**STATED PROBLEM**
Copy out each line featuring the string "Paramétrage" from the entries beneath.
--
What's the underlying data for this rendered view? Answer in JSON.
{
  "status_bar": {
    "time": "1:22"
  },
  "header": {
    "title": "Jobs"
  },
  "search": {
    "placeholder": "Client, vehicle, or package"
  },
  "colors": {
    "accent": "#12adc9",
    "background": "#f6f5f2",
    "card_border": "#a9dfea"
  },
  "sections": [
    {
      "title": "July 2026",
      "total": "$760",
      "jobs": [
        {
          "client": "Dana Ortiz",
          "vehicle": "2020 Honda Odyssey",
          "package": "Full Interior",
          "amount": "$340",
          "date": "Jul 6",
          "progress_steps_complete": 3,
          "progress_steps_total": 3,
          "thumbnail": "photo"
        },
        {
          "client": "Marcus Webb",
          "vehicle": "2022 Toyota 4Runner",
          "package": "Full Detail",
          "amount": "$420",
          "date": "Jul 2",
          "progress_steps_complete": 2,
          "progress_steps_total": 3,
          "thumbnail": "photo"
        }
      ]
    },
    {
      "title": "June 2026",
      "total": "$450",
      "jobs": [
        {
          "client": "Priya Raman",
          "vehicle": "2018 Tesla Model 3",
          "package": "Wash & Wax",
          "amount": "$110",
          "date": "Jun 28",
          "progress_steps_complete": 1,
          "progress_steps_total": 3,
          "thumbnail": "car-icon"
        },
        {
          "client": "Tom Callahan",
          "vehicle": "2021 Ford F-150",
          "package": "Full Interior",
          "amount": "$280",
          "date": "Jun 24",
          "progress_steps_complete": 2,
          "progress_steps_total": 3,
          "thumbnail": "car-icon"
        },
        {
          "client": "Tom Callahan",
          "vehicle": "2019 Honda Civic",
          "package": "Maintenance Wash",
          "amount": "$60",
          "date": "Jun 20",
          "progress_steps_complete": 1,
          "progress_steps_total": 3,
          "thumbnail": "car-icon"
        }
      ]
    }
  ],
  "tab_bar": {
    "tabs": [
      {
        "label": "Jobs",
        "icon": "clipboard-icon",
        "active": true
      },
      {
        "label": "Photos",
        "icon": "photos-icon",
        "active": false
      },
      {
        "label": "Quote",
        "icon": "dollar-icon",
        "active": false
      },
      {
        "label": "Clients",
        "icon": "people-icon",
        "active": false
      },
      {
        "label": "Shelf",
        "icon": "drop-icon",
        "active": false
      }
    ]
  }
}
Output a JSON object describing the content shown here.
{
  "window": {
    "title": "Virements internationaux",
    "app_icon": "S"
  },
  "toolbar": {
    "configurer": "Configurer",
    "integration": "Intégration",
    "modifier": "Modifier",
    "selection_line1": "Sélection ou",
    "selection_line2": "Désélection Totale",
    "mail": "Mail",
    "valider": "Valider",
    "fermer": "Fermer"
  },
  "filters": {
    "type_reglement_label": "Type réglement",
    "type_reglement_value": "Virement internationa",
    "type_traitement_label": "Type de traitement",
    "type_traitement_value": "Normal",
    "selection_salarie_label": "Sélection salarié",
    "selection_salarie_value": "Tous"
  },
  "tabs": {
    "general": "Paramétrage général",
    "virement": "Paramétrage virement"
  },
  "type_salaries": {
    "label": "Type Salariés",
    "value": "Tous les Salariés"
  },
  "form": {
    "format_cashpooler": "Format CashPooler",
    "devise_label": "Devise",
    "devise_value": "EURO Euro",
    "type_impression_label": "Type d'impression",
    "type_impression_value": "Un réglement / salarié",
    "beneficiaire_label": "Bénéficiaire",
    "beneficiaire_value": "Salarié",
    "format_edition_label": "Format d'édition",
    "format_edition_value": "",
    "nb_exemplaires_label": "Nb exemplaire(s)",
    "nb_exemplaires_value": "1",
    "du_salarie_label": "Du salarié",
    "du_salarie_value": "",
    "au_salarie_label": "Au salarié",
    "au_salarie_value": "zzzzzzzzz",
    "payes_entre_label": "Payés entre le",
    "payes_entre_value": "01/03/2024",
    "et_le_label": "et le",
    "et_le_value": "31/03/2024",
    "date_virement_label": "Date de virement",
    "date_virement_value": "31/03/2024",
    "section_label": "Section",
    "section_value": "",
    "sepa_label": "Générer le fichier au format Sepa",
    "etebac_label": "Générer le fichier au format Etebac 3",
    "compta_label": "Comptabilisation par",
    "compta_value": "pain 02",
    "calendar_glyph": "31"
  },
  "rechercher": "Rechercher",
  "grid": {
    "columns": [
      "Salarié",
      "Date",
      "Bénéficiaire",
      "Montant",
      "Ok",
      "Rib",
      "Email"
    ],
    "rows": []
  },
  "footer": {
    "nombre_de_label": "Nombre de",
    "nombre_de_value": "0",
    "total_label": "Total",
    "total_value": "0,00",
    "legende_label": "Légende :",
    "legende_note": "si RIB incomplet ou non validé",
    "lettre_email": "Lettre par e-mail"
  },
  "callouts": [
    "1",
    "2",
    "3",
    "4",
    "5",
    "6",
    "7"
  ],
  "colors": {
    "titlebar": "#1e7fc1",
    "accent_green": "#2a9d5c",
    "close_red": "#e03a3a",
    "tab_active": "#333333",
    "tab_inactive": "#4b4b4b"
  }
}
--
**WRITTEN REPLY**
    "general": "Paramétrage général",
    "virement": "Paramétrage virement"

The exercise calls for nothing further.